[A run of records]

>> Begin

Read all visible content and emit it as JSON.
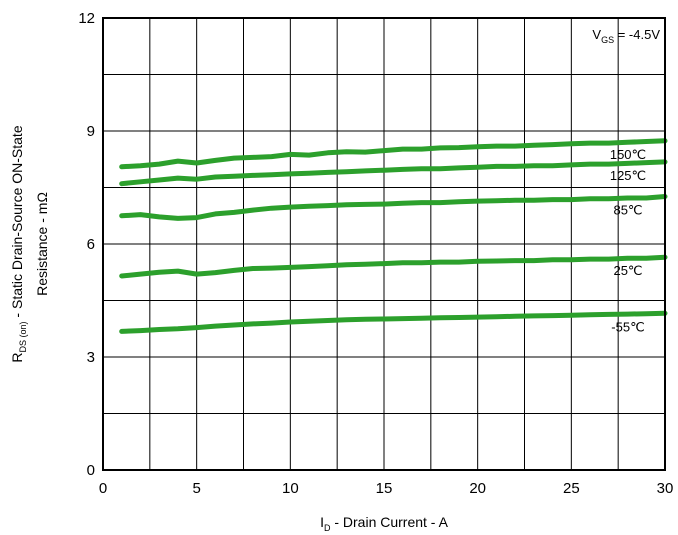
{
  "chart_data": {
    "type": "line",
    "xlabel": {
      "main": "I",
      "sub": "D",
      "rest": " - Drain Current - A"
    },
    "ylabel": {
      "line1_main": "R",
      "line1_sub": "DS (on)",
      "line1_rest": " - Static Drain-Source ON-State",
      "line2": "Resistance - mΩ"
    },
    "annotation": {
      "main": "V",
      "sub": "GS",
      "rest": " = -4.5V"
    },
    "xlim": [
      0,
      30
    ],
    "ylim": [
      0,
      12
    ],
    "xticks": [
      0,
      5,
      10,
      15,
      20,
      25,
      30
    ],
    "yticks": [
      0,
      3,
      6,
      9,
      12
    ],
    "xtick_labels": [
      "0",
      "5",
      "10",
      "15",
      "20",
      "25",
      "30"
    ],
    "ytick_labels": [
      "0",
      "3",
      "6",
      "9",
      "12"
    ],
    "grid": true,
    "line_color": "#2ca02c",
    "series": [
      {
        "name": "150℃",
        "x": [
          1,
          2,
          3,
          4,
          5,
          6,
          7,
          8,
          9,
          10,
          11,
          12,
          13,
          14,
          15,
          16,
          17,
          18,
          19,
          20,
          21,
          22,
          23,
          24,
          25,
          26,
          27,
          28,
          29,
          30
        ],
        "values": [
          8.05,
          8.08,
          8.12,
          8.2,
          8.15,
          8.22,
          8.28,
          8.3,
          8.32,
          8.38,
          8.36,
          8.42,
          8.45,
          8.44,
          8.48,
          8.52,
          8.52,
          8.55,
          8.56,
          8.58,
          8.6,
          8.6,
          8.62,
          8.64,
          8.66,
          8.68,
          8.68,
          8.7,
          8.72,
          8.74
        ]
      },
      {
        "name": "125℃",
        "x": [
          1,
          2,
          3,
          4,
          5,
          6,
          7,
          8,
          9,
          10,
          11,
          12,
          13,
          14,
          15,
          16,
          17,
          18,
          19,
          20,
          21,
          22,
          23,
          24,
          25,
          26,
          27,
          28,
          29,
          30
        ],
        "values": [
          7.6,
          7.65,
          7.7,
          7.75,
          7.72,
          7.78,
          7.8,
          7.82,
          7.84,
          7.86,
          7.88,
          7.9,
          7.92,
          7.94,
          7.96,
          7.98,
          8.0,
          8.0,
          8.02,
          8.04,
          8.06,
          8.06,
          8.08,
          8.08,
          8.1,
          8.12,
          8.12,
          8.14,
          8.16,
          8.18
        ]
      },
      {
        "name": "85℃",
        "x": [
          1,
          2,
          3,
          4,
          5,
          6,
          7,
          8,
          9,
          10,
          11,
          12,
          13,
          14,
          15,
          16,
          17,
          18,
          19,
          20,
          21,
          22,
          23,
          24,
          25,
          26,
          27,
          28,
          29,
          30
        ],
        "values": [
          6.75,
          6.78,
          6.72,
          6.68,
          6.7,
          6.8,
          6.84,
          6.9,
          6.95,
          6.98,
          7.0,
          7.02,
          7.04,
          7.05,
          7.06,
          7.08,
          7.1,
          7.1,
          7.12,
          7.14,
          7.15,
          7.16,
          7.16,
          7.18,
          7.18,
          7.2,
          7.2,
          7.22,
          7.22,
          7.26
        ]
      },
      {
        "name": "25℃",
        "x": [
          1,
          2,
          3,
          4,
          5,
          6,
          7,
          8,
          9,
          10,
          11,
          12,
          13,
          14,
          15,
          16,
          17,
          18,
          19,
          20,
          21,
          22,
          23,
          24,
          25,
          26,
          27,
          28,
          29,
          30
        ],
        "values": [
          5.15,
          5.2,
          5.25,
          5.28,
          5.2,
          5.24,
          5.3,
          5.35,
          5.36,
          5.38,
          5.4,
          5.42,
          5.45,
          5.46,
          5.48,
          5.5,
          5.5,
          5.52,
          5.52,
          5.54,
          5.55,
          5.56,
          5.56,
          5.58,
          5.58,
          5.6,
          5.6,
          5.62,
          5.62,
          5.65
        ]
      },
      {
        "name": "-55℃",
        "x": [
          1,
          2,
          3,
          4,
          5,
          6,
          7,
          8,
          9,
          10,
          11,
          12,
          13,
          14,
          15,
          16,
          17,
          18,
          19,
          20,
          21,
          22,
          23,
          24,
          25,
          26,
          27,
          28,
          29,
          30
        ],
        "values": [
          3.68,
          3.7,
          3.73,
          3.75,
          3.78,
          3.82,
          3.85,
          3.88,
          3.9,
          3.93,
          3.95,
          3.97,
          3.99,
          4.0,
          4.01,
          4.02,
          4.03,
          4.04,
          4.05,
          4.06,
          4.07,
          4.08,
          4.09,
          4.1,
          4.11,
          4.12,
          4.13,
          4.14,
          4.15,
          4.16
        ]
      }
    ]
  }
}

>> End

Problem description —
Copy out each line exactly, without the pictures.

Response —
Read all visible content and emit it as JSON.
{
  "chart_data": {
    "type": "line",
    "xlabel": {
      "main": "I",
      "sub": "D",
      "rest": " - Drain Current - A"
    },
    "ylabel": {
      "line1_main": "R",
      "line1_sub": "DS (on)",
      "line1_rest": " - Static Drain-Source ON-State",
      "line2": "Resistance - mΩ"
    },
    "annotation": {
      "main": "V",
      "sub": "GS",
      "rest": " = -4.5V"
    },
    "xlim": [
      0,
      30
    ],
    "ylim": [
      0,
      12
    ],
    "xticks": [
      0,
      5,
      10,
      15,
      20,
      25,
      30
    ],
    "yticks": [
      0,
      3,
      6,
      9,
      12
    ],
    "xtick_labels": [
      "0",
      "5",
      "10",
      "15",
      "20",
      "25",
      "30"
    ],
    "ytick_labels": [
      "0",
      "3",
      "6",
      "9",
      "12"
    ],
    "grid": true,
    "line_color": "#2ca02c",
    "series": [
      {
        "name": "150℃",
        "x": [
          1,
          2,
          3,
          4,
          5,
          6,
          7,
          8,
          9,
          10,
          11,
          12,
          13,
          14,
          15,
          16,
          17,
          18,
          19,
          20,
          21,
          22,
          23,
          24,
          25,
          26,
          27,
          28,
          29,
          30
        ],
        "values": [
          8.05,
          8.08,
          8.12,
          8.2,
          8.15,
          8.22,
          8.28,
          8.3,
          8.32,
          8.38,
          8.36,
          8.42,
          8.45,
          8.44,
          8.48,
          8.52,
          8.52,
          8.55,
          8.56,
          8.58,
          8.6,
          8.6,
          8.62,
          8.64,
          8.66,
          8.68,
          8.68,
          8.7,
          8.72,
          8.74
        ]
      },
      {
        "name": "125℃",
        "x": [
          1,
          2,
          3,
          4,
          5,
          6,
          7,
          8,
          9,
          10,
          11,
          12,
          13,
          14,
          15,
          16,
          17,
          18,
          19,
          20,
          21,
          22,
          23,
          24,
          25,
          26,
          27,
          28,
          29,
          30
        ],
        "values": [
          7.6,
          7.65,
          7.7,
          7.75,
          7.72,
          7.78,
          7.8,
          7.82,
          7.84,
          7.86,
          7.88,
          7.9,
          7.92,
          7.94,
          7.96,
          7.98,
          8.0,
          8.0,
          8.02,
          8.04,
          8.06,
          8.06,
          8.08,
          8.08,
          8.1,
          8.12,
          8.12,
          8.14,
          8.16,
          8.18
        ]
      },
      {
        "name": "85℃",
        "x": [
          1,
          2,
          3,
          4,
          5,
          6,
          7,
          8,
          9,
          10,
          11,
          12,
          13,
          14,
          15,
          16,
          17,
          18,
          19,
          20,
          21,
          22,
          23,
          24,
          25,
          26,
          27,
          28,
          29,
          30
        ],
        "values": [
          6.75,
          6.78,
          6.72,
          6.68,
          6.7,
          6.8,
          6.84,
          6.9,
          6.95,
          6.98,
          7.0,
          7.02,
          7.04,
          7.05,
          7.06,
          7.08,
          7.1,
          7.1,
          7.12,
          7.14,
          7.15,
          7.16,
          7.16,
          7.18,
          7.18,
          7.2,
          7.2,
          7.22,
          7.22,
          7.26
        ]
      },
      {
        "name": "25℃",
        "x": [
          1,
          2,
          3,
          4,
          5,
          6,
          7,
          8,
          9,
          10,
          11,
          12,
          13,
          14,
          15,
          16,
          17,
          18,
          19,
          20,
          21,
          22,
          23,
          24,
          25,
          26,
          27,
          28,
          29,
          30
        ],
        "values": [
          5.15,
          5.2,
          5.25,
          5.28,
          5.2,
          5.24,
          5.3,
          5.35,
          5.36,
          5.38,
          5.4,
          5.42,
          5.45,
          5.46,
          5.48,
          5.5,
          5.5,
          5.52,
          5.52,
          5.54,
          5.55,
          5.56,
          5.56,
          5.58,
          5.58,
          5.6,
          5.6,
          5.62,
          5.62,
          5.65
        ]
      },
      {
        "name": "-55℃",
        "x": [
          1,
          2,
          3,
          4,
          5,
          6,
          7,
          8,
          9,
          10,
          11,
          12,
          13,
          14,
          15,
          16,
          17,
          18,
          19,
          20,
          21,
          22,
          23,
          24,
          25,
          26,
          27,
          28,
          29,
          30
        ],
        "values": [
          3.68,
          3.7,
          3.73,
          3.75,
          3.78,
          3.82,
          3.85,
          3.88,
          3.9,
          3.93,
          3.95,
          3.97,
          3.99,
          4.0,
          4.01,
          4.02,
          4.03,
          4.04,
          4.05,
          4.06,
          4.07,
          4.08,
          4.09,
          4.1,
          4.11,
          4.12,
          4.13,
          4.14,
          4.15,
          4.16
        ]
      }
    ]
  }
}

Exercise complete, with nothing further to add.